» What is needed
Scan the data for "края" and copy the lines it appears in.

» Information supplied
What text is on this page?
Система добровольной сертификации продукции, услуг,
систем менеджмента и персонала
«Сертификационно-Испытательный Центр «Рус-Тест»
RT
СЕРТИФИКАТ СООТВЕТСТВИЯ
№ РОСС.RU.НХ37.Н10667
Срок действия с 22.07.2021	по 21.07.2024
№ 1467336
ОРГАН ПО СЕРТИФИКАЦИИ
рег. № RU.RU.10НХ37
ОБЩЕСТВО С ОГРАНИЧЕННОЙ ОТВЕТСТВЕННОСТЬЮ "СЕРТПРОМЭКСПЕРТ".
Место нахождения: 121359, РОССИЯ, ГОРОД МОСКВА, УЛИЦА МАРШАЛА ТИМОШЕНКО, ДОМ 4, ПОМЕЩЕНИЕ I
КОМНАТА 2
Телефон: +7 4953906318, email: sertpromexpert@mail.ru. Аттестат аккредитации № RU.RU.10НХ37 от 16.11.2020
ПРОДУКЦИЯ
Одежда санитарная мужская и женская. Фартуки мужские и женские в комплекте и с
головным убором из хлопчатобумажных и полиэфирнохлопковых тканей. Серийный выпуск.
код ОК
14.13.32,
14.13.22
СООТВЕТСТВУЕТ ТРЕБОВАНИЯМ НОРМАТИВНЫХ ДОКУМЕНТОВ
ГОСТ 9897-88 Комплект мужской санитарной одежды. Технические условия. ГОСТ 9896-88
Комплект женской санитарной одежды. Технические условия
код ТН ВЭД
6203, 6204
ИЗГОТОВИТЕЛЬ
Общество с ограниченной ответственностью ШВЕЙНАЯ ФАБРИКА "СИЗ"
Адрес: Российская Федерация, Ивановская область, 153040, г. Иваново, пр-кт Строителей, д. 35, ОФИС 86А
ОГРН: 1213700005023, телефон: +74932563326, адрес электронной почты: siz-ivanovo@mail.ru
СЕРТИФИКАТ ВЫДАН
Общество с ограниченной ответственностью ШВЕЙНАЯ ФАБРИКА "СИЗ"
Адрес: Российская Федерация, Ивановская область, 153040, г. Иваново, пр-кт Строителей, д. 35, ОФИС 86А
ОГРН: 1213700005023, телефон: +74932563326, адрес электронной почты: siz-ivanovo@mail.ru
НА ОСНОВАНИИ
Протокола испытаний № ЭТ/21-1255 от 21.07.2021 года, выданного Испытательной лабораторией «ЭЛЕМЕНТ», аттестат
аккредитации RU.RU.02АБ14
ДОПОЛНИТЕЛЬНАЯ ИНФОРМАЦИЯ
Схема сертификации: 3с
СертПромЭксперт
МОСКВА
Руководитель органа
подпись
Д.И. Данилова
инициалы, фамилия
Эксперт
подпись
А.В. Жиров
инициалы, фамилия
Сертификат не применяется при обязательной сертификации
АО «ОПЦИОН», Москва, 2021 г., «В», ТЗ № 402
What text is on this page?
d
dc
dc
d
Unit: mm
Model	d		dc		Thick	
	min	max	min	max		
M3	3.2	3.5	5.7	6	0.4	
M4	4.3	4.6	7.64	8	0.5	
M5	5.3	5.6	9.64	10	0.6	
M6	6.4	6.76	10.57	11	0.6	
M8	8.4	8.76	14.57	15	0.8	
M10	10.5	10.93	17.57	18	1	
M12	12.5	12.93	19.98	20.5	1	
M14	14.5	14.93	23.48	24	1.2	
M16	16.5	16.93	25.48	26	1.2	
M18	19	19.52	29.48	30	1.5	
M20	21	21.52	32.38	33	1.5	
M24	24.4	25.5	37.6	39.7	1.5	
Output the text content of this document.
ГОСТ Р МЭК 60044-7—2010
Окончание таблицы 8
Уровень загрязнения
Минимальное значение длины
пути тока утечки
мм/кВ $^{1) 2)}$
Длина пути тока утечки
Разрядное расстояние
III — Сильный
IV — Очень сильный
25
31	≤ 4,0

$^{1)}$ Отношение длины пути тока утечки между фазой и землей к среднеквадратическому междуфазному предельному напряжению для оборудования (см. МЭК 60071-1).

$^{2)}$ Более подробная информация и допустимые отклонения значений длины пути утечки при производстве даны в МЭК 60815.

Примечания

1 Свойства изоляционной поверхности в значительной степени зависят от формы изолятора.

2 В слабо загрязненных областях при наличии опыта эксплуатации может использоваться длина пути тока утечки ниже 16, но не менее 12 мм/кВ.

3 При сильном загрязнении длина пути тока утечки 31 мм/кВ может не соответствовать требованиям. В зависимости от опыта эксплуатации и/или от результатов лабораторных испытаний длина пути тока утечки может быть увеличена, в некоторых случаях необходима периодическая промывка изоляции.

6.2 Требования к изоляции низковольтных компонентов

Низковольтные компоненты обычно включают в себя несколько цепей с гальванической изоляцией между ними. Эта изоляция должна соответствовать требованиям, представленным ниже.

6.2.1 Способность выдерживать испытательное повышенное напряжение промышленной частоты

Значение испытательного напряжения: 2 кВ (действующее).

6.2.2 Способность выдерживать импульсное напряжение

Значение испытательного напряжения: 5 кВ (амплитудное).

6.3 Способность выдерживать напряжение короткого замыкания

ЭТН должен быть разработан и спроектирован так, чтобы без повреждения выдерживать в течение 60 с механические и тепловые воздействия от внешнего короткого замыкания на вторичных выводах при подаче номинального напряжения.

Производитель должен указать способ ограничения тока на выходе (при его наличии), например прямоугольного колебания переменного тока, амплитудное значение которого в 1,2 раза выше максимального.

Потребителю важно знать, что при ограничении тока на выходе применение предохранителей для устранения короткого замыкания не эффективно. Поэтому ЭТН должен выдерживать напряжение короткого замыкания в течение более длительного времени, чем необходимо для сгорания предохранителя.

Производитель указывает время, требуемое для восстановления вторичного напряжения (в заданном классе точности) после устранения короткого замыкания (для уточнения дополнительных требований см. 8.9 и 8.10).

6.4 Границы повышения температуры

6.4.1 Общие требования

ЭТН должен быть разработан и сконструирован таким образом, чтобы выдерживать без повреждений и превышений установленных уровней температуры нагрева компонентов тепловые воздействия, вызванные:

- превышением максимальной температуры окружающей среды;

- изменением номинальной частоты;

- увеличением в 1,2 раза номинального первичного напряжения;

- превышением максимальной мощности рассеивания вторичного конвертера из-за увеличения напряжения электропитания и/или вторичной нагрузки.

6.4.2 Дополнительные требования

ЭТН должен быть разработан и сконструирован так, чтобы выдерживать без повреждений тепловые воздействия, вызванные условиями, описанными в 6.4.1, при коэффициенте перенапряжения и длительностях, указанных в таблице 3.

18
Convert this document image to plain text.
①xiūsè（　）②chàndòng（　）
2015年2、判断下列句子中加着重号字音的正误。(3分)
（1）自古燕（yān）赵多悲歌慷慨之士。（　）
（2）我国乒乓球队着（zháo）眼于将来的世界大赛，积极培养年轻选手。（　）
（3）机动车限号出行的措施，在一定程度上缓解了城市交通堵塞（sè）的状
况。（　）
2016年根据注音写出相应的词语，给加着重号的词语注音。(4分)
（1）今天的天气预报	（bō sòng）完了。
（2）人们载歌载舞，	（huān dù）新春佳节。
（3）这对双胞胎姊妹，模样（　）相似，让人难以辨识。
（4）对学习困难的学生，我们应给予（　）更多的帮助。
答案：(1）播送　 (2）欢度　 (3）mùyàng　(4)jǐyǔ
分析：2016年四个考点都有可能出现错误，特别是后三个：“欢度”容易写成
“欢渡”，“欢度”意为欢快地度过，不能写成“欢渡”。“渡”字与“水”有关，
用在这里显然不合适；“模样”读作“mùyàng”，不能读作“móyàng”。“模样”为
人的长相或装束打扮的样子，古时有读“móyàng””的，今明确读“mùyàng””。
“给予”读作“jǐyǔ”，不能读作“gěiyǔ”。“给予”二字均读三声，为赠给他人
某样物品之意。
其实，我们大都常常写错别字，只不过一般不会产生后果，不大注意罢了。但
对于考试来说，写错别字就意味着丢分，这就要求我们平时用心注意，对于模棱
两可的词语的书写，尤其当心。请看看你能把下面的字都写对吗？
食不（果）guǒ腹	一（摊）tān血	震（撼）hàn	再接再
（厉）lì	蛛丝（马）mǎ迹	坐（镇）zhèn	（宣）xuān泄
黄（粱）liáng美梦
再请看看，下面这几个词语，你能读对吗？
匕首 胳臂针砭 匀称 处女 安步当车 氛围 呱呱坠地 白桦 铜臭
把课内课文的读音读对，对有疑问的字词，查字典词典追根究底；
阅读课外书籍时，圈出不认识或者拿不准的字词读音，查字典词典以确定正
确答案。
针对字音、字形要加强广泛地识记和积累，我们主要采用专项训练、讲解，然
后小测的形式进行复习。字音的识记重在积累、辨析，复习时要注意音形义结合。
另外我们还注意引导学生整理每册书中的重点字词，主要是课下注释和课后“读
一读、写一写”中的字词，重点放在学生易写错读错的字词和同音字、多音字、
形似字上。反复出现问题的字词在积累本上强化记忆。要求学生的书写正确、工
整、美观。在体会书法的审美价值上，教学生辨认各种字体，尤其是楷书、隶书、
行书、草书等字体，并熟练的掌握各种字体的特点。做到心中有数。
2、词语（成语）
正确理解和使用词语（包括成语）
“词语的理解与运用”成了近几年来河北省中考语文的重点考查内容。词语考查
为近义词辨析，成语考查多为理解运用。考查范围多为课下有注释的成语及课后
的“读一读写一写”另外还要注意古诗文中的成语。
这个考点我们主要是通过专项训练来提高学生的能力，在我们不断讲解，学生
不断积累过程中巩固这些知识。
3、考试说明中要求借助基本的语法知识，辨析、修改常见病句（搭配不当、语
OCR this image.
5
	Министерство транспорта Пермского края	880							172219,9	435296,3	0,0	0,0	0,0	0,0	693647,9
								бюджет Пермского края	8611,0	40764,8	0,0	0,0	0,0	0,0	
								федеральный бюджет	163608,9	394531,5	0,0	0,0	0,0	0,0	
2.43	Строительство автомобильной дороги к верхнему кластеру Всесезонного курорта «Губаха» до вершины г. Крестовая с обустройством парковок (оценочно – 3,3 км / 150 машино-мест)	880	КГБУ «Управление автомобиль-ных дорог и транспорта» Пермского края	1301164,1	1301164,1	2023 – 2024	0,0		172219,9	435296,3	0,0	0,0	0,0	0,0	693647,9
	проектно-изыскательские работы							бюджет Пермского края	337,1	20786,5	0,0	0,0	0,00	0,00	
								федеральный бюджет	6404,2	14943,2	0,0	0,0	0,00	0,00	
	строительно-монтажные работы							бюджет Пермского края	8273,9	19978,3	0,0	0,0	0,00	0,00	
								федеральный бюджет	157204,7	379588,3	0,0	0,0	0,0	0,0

» Full output
	Министерство транспорта Пермского края	880							172219,9	435296,3	0,0	0,0	0,0	0,0	693647,9
								бюджет Пермского края	8611,0	40764,8	0,0	0,0	0,0	0,0	
2.43	Строительство автомобильной дороги к верхнему кластеру Всесезонного курорта «Губаха» до вершины г. Крестовая с обустройством парковок (оценочно – 3,3 км / 150 машино-мест)	880	КГБУ «Управление автомобиль-ных дорог и транспорта» Пермского края	1301164,1	1301164,1	2023 – 2024	0,0		172219,9	435296,3	0,0	0,0	0,0	0,0	693647,9
	проектно-изыскательские работы							бюджет Пермского края	337,1	20786,5	0,0	0,0	0,00	0,00	
	строительно-монтажные работы							бюджет Пермского края	8273,9	19978,3	0,0	0,0	0,00	0,00	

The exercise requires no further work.